Problem: Return the full material exactly.

:: Provided information

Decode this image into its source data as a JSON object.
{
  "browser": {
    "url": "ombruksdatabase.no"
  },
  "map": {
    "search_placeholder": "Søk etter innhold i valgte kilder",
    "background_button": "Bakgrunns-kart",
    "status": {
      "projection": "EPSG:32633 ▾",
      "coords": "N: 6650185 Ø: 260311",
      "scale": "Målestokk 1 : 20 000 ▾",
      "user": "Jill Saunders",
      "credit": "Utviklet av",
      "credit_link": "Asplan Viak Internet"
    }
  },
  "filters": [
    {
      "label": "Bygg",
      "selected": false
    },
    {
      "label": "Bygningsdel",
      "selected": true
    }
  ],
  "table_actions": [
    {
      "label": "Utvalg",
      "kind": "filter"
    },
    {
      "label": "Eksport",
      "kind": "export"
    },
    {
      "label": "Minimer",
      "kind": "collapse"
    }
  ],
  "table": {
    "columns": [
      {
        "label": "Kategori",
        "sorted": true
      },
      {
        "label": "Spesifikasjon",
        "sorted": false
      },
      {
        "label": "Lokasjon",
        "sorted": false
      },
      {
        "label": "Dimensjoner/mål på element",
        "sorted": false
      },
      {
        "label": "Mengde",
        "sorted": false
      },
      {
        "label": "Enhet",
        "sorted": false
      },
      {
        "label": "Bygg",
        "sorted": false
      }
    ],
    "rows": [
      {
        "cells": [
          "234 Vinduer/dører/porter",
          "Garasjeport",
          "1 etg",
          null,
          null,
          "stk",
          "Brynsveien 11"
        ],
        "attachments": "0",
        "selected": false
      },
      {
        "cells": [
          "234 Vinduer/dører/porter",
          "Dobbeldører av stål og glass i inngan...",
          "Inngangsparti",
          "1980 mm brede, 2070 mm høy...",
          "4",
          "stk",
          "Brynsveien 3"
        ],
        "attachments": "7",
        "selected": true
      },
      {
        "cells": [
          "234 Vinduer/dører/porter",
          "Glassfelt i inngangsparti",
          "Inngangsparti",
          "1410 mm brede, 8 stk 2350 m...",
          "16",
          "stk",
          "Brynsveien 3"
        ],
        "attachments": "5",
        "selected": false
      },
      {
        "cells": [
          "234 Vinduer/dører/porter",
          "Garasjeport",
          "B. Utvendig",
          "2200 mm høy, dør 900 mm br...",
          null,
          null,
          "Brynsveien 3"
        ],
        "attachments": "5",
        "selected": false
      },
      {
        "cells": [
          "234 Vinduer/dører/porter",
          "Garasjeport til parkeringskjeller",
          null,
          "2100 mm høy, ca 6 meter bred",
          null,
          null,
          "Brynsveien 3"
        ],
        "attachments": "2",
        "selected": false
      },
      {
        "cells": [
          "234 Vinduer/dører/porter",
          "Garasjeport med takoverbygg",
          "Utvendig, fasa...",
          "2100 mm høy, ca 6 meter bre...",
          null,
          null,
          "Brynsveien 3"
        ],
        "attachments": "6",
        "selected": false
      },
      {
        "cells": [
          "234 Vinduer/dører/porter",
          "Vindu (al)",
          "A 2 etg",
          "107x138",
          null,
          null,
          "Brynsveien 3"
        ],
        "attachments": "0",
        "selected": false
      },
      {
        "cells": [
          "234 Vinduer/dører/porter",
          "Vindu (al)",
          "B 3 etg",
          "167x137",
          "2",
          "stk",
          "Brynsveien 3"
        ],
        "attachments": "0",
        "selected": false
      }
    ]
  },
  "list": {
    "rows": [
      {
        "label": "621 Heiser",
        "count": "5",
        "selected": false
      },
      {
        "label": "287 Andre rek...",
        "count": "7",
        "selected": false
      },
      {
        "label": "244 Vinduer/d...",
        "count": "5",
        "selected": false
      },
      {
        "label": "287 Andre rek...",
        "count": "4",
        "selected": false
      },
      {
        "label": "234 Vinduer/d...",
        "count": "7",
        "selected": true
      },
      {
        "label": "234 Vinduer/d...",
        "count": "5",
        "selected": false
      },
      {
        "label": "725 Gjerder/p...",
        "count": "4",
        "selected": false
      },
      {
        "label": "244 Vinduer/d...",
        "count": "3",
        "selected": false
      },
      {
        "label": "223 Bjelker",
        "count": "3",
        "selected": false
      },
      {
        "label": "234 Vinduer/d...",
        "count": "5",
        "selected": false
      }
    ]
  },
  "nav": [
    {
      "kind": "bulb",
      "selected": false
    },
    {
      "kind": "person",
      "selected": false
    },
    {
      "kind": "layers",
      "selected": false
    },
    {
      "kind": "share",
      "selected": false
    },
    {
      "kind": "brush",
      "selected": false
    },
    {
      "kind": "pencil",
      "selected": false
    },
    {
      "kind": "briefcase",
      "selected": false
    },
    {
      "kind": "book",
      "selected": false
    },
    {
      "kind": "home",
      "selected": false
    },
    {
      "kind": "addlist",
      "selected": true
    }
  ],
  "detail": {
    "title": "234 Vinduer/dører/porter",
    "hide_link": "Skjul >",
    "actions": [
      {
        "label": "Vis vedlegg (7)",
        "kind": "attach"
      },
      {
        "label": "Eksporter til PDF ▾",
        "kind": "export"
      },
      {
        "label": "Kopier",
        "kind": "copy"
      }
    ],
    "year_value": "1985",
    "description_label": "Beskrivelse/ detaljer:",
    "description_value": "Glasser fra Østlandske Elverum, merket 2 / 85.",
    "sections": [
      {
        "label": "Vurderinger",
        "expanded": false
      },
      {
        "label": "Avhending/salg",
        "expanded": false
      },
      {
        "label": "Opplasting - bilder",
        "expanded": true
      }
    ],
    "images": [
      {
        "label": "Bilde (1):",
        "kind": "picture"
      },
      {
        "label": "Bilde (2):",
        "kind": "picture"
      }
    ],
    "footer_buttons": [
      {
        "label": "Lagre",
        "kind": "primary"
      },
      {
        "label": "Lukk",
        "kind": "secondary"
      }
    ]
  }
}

::::

Response:
Decode this image into its source data as a JSON object.
{
  "browser": {
    "url": "ombruksdatabase.no"
  },
  "map": {
    "search_placeholder": "Søk etter innhold i valgte kilder",
    "background_button": "Bakgrunns-kart",
    "status": {
      "projection": "EPSG:32633 ▾",
      "coords": "N: 6650185 Ø: 260311",
      "scale": "Målestokk 1 : 20 000 ▾",
      "user": "Jill Saunders",
      "credit": "Utviklet av",
      "credit_link": "Asplan Viak Internet"
    }
  },
  "filters": [
    {
      "label": "Bygg",
      "selected": false
    },
    {
      "label": "Bygningsdel",
      "selected": true
    }
  ],
  "table_actions": [
    {
      "label": "Utvalg",
      "kind": "filter"
    },
    {
      "label": "Eksport",
      "kind": "export"
    },
    {
      "label": "Minimer",
      "kind": "collapse"
    }
  ],
  "table": {
    "columns": [
      {
        "label": "Kategori",
        "sorted": true
      },
      {
        "label": "Spesifikasjon",
        "sorted": false
      },
      {
        "label": "Lokasjon",
        "sorted": false
      },
      {
        "label": "Dimensjoner/mål på element",
        "sorted": false
      },
      {
        "label": "Mengde",
        "sorted": false
      },
      {
        "label": "Enhet",
        "sorted": false
      },
      {
        "label": "Bygg",
        "sorted": false
      }
    ],
    "rows": [
      {
        "cells": [
          "234 Vinduer/dører/porter",
          "Garasjeport",
          "1 etg",
          null,
          null,
          "stk",
          "Brynsveien 11"
        ],
        "attachments": "0",
        "selected": false
      },
      {
        "cells": [
          "234 Vinduer/dører/porter",
          "Dobbeldører av stål og glass i inngan...",
          "Inngangsparti",
          "1980 mm brede, 2070 mm høy...",
          "4",
          "stk",
          "Brynsveien 3"
        ],
        "attachments": "7",
        "selected": true
      },
      {
        "cells": [
          "234 Vinduer/dører/porter",
          "Glassfelt i inngangsparti",
          "Inngangsparti",
          "1410 mm brede, 8 stk 2350 m...",
          "16",
          "stk",
          "Brynsveien 3"
        ],
        "attachments": "5",
        "selected": false
      },
      {
        "cells": [
          "234 Vinduer/dører/porter",
          "Garasjeport",
          "B. Utvendig",
          "2200 mm høy, dør 900 mm br...",
          null,
          null,
          "Brynsveien 3"
        ],
        "attachments": "5",
        "selected": false
      },
      {
        "cells": [
          "234 Vinduer/dører/porter",
          "Garasjeport til parkeringskjeller",
          null,
          "2100 mm høy, ca 6 meter bred",
          null,
          null,
          "Brynsveien 3"
        ],
        "attachments": "2",
        "selected": false
      },
      {
        "cells": [
          "234 Vinduer/dører/porter",
          "Garasjeport med takoverbygg",
          "Utvendig, fasa...",
          "2100 mm høy, ca 6 meter bre...",
          null,
          null,
          "Brynsveien 3"
        ],
        "attachments": "6",
        "selected": false
      },
      {
        "cells": [
          "234 Vinduer/dører/porter",
          "Vindu (al)",
          "A 2 etg",
          "107x138",
          null,
          null,
          "Brynsveien 3"
        ],
        "attachments": "0",
        "selected": false
      },
      {
        "cells": [
          "234 Vinduer/dører/porter",
          "Vindu (al)",
          "B 3 etg",
          "167x137",
          "2",
          "stk",
          "Brynsveien 3"
        ],
        "attachments": "0",
        "selected": false
      }
    ]
  },
  "list": {
    "rows": [
      {
        "label": "621 Heiser",
        "count": "5",
        "selected": false
      },
      {
        "label": "287 Andre rek...",
        "count": "7",
        "selected": false
      },
      {
        "label": "244 Vinduer/d...",
        "count": "5",
        "selected": false
      },
      {
        "label": "287 Andre rek...",
        "count": "4",
        "selected": false
      },
      {
        "label": "234 Vinduer/d...",
        "count": "7",
        "selected": true
      },
      {
        "label": "234 Vinduer/d...",
        "count": "5",
        "selected": false
      },
      {
        "label": "725 Gjerder/p...",
        "count": "4",
        "selected": false
      },
      {
        "label": "244 Vinduer/d...",
        "count": "3",
        "selected": false
      },
      {
        "label": "223 Bjelker",
        "count": "3",
        "selected": false
      },
      {
        "label": "234 Vinduer/d...",
        "count": "5",
        "selected": false
      }
    ]
  },
  "nav": [
    {
      "kind": "bulb",
      "selected": false
    },
    {
      "kind": "person",
      "selected": false
    },
    {
      "kind": "layers",
      "selected": false
    },
    {
      "kind": "share",
      "selected": false
    },
    {
      "kind": "brush",
      "selected": false
    },
    {
      "kind": "pencil",
      "selected": false
    },
    {
      "kind": "briefcase",
      "selected": false
    },
    {
      "kind": "book",
      "selected": false
    },
    {
      "kind": "home",
      "selected": false
    },
    {
      "kind": "addlist",
      "selected": true
    }
  ],
  "detail": {
    "title": "234 Vinduer/dører/porter",
    "hide_link": "Skjul >",
    "actions": [
      {
        "label": "Vis vedlegg (7)",
        "kind": "attach"
      },
      {
        "label": "Eksporter til PDF ▾",
        "kind": "export"
      },
      {
        "label": "Kopier",
        "kind": "copy"
      }
    ],
    "year_value": "1985",
    "description_label": "Beskrivelse/ detaljer:",
    "description_value": "Glasser fra Østlandske Elverum, merket 2 / 85.",
    "sections": [
      {
        "label": "Vurderinger",
        "expanded": false
      },
      {
        "label": "Avhending/salg",
        "expanded": false
      },
      {
        "label": "Opplasting - bilder",
        "expanded": true
      }
    ],
    "images": [
      {
        "label": "Bilde (1):",
        "kind": "picture"
      },
      {
        "label": "Bilde (2):",
        "kind": "picture"
      }
    ],
    "footer_buttons": [
      {
        "label": "Lagre",
        "kind": "primary"
      },
      {
        "label": "Lukk",
        "kind": "secondary"
      }
    ]
  }
}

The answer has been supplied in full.